- **REQUIRED TASKS**:
(1) From the opera review, quote everything from "From left –" down to "Or does she?".
(2) Answer these questions using the opera review:
(a) How many vocal soloists does the chamber opera require?
(b) How many musicians play in the pit?
(c) What represented the Bly home on stage?
(3) Do these statements agree with the opera review? Answer yes or no for each, and quote the words that decide it.
(a) The designer set the production in 1950s England.
(b) The governess is hired on condition that she not contact the children's uncle.
(c) Furniture was brought on stage by the prologue tenor and the driver.

From left – Mrs Grose, Ms Jessell, Miles, Flora, The Governess, Quint

This stunning, yet intimate production of ‘The Turn of the Screw’ by the New Opera Singapore company showed how operas needn’t be the usual elaborate Verdian and Puccinian affairs to be successful. Benjamin Britten’s chamber opera, of course, lends itself to this sort of treatment, requiring just seven vocal soloists, plus 14 musicians in the pit to tell the story of a troubled governess hired to care for two children, Miles and Flora, on condition that she is not to contact their uncle. She finds out in due course that two ghosts haunt the children. Or does she?

Sets were simple but effective in this production, with its designer eschewing 1950s England for a more modern feel, with props such as furniture brought in by the prologue tenor and the driver. The Bly home was represented by tall symmetrical panels creating successive triangles and the large mirrored window panels on both further gave the illusion of an endlessly telescoping kaleidoscope, creating a cold, yet intensely claustrophobic effect. Scrims separating one layer of the house from another created spaces and divided scenes from each other as well, rather effectively.

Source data
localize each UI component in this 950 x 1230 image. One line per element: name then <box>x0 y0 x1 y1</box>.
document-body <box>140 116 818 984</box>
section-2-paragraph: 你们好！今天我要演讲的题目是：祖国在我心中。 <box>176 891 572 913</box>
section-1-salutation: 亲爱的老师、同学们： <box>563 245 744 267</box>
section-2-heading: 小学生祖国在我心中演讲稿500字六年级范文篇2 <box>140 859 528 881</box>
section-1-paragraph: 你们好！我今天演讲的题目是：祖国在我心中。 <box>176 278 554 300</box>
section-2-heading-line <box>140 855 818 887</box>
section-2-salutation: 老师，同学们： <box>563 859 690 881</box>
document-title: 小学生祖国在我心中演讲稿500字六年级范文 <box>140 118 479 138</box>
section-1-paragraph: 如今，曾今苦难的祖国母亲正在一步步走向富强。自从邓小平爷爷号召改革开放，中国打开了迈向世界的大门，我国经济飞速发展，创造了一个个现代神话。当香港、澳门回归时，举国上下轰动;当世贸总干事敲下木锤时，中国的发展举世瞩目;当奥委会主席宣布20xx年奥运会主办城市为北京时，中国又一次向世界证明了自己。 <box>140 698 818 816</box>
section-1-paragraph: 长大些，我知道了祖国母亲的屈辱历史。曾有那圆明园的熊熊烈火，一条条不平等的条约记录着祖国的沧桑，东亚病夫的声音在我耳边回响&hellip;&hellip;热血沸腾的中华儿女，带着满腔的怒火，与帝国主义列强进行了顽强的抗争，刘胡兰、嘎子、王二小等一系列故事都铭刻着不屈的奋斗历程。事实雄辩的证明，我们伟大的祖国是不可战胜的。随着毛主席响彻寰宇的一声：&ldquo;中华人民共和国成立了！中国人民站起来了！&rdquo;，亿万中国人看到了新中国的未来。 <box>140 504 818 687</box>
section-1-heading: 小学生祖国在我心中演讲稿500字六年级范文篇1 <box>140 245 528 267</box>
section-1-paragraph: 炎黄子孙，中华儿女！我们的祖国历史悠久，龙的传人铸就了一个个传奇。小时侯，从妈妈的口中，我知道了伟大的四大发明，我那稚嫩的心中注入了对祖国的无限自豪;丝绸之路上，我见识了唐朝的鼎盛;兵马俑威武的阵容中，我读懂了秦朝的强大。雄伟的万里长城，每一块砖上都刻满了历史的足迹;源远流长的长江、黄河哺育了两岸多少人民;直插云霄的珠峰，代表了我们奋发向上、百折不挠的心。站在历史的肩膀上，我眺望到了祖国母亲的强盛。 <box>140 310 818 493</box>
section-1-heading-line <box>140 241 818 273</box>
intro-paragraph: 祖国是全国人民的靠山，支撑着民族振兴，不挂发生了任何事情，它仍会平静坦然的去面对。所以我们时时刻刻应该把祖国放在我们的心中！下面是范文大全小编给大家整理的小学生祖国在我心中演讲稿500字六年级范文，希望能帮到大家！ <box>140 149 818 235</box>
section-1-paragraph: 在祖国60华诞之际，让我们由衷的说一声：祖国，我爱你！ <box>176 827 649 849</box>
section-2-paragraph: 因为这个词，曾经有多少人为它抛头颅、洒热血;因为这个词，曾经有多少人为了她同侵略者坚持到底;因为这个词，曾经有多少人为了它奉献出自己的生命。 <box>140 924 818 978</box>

- **SOLUTION LIST**:
(1)
From left – Mrs Grose, Ms Jessell, Miles, Flora, The Governess, Quint

This stunning, yet intimate production of ‘The Turn of the Screw’ by the New Opera Singapore company showed how operas needn’t be the usual elaborate Verdian and Puccinian affairs to be successful. Benjamin Britten’s chamber opera, of course, lends itself to this sort of treatment, requiring just seven vocal soloists, plus 14 musicians in the pit to tell the story of a troubled governess hired to care for two children, Miles and Flora, on condition that she is not to contact their uncle. She finds out in due course that two ghosts haunt the children. Or does she?

(2)
(a) Seven.
(b) 14.
(c) Tall symmetrical panels creating successive triangles.

(3)
(a) No: "eschewing 1950s England for a more modern feel"
(b) Yes: "on condition that she is not to contact their uncle"
(c) Yes: "props such as furniture brought in by the prologue tenor and the driver"